◆ Set exercise: Pick out every line of the material that contains the string "text", and copy each such line in full.

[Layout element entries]
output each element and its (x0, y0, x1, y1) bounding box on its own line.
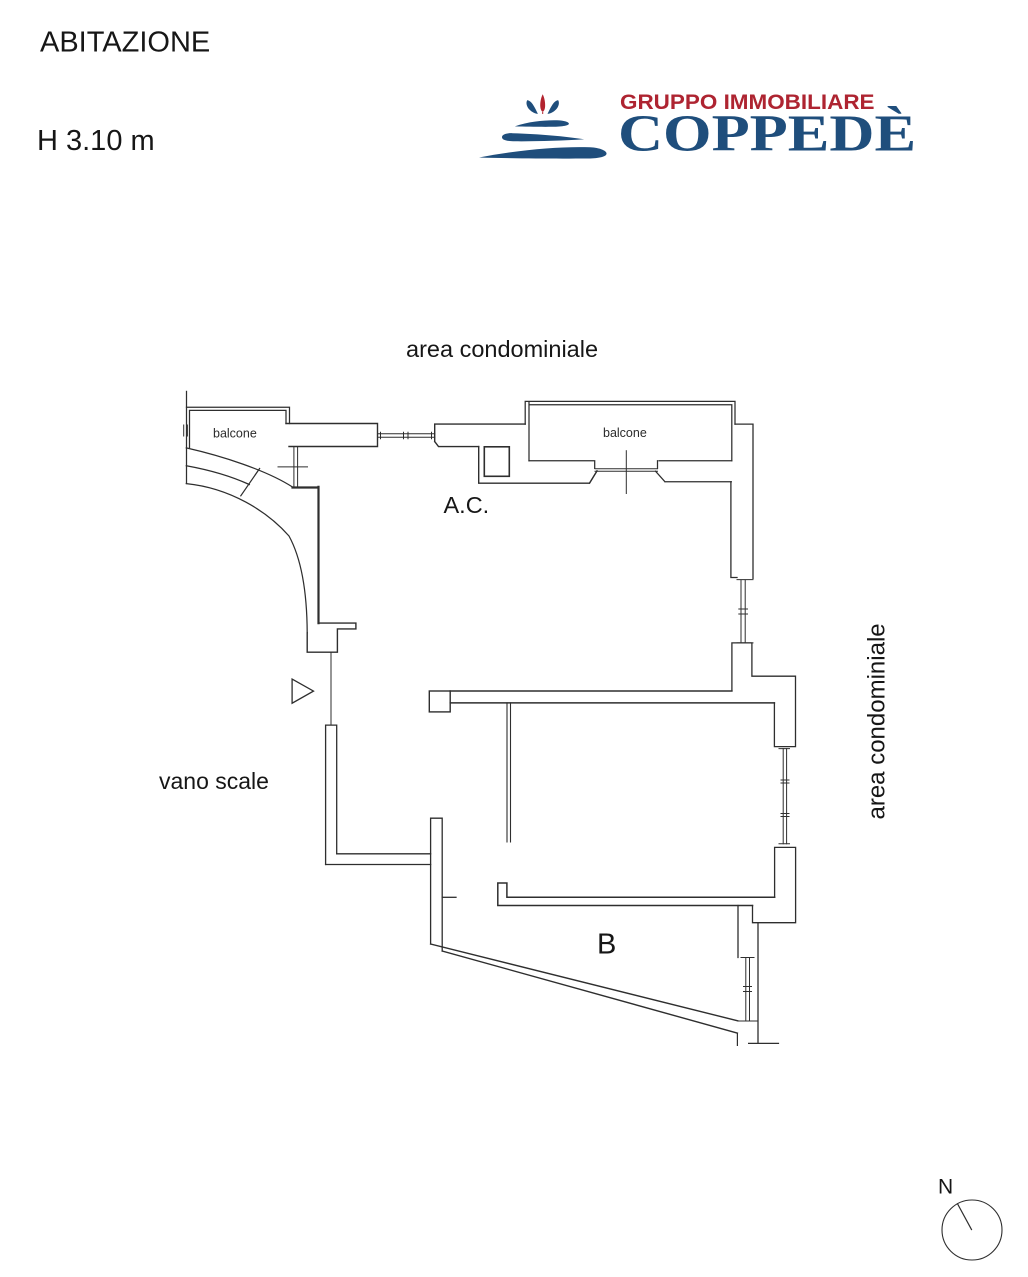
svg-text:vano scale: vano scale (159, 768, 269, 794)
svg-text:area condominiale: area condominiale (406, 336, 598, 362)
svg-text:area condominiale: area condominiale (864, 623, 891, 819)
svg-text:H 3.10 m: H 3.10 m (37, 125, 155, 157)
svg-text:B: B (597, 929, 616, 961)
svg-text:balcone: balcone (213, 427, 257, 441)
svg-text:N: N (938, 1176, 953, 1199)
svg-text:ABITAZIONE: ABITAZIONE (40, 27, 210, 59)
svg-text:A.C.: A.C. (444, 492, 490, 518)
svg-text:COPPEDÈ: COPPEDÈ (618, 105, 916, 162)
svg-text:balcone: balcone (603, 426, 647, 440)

◆ Written answer:
svg-text:vano scale: vano scale (159, 768, 269, 794)
svg-text:area condominiale: area condominiale (406, 336, 598, 362)
svg-text:area condominiale: area condominiale (864, 623, 891, 819)
svg-text:H 3.10 m: H 3.10 m (37, 125, 155, 157)
svg-text:B: B (597, 929, 616, 961)
svg-text:balcone: balcone (213, 427, 257, 441)
svg-text:N: N (938, 1176, 953, 1199)
svg-text:ABITAZIONE: ABITAZIONE (40, 27, 210, 59)
svg-text:A.C.: A.C. (444, 492, 490, 518)
svg-text:COPPEDÈ: COPPEDÈ (618, 105, 916, 162)
svg-text:balcone: balcone (603, 426, 647, 440)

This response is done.